» **What needs to be done**: Locate the word "Věra" in the material, then show every line that holds it.

» **Dataset records**:
......

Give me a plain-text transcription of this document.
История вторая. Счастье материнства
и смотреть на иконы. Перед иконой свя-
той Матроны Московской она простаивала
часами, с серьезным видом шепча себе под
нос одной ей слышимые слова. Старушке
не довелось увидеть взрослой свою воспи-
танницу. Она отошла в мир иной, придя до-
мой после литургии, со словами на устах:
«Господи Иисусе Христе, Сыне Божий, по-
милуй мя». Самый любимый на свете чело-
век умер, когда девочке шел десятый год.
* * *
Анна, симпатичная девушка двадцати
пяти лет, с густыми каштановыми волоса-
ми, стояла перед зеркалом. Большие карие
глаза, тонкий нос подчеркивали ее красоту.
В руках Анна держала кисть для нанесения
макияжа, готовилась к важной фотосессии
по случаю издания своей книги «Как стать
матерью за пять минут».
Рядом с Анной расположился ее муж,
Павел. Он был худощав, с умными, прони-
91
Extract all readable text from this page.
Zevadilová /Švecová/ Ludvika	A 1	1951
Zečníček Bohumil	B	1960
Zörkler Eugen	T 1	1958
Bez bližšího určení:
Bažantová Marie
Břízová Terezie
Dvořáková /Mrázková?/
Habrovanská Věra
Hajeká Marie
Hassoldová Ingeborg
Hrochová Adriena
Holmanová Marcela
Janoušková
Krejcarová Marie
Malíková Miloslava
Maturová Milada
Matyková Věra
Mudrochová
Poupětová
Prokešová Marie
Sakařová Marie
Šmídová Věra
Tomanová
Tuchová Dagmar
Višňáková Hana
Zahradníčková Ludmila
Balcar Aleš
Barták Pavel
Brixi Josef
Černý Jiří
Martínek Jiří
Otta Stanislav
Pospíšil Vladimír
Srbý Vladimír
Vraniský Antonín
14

......

» **Answer**:
Habrovanská Věra
Matyková Věra
Šmídová Věra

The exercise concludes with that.